:: Aim of the task ::
Using the records provided below, locate and copy each line that contains the word "sztuk".

:: Supplied records ::
-- Start --
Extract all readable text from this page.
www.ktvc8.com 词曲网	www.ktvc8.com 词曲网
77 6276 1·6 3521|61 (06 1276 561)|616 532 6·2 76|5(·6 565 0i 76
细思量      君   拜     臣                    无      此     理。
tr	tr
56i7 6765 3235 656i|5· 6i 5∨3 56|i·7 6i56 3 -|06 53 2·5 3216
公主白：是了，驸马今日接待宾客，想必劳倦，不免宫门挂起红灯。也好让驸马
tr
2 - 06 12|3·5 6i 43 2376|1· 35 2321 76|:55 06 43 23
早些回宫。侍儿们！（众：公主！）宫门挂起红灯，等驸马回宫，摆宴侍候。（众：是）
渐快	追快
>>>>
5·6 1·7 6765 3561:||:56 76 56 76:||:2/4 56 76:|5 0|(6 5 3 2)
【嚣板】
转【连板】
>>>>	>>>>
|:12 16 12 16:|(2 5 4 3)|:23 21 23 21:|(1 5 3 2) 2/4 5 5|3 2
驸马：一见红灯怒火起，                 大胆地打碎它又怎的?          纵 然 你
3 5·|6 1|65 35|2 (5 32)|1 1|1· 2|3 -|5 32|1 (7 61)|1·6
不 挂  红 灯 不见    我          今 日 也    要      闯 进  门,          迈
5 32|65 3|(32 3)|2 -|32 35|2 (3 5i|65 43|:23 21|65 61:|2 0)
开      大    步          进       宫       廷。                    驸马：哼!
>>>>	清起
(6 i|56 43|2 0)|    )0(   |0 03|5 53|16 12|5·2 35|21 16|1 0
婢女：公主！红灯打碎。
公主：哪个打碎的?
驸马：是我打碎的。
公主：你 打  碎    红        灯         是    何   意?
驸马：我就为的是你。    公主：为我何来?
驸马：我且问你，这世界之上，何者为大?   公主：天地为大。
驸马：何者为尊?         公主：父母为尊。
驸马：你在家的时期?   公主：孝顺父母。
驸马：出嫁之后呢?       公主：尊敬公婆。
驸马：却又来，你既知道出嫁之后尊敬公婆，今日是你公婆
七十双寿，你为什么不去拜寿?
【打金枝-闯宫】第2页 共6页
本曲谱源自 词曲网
-- End --
-- Start --
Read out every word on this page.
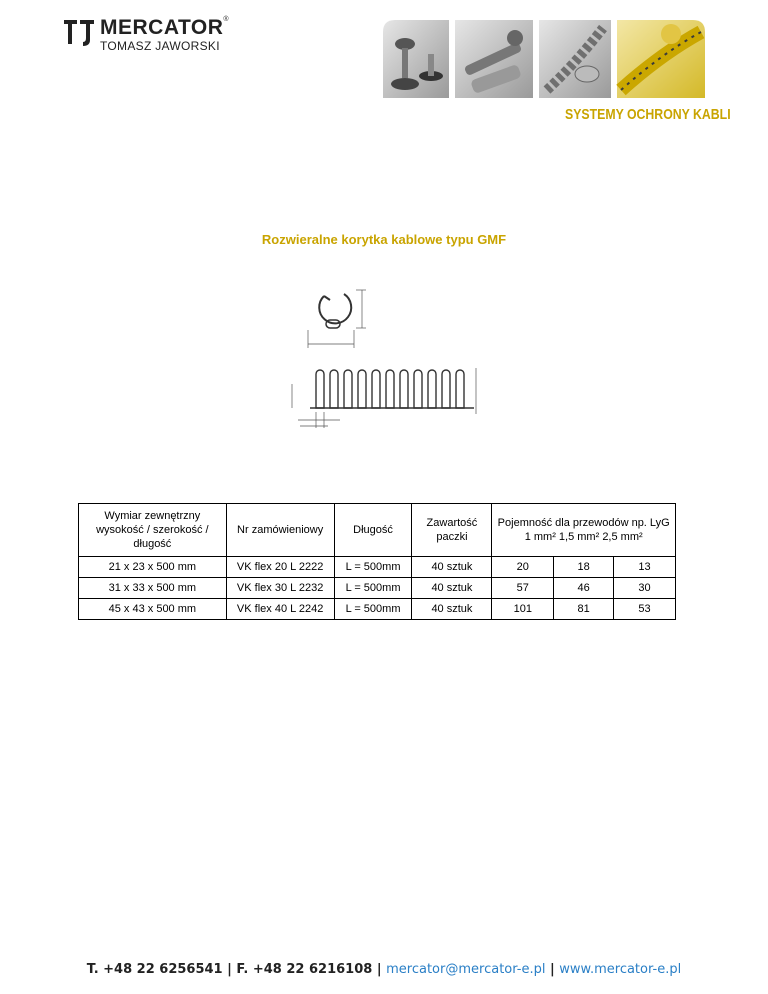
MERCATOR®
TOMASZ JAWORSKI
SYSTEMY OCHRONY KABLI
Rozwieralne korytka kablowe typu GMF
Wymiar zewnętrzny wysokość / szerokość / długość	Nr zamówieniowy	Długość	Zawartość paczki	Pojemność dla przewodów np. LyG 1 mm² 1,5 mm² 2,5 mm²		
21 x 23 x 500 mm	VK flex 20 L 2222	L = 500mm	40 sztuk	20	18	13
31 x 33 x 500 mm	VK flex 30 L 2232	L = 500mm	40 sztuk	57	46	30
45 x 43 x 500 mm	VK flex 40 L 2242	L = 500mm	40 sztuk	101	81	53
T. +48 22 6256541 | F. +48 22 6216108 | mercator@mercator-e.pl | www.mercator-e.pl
-- End --
:: Problem solution ::
21 x 23 x 500 mm	VK flex 20 L 2222	L = 500mm	40 sztuk	20	18	13
31 x 33 x 500 mm	VK flex 30 L 2232	L = 500mm	40 sztuk	57	46	30
45 x 43 x 500 mm	VK flex 40 L 2242	L = 500mm	40 sztuk	101	81	53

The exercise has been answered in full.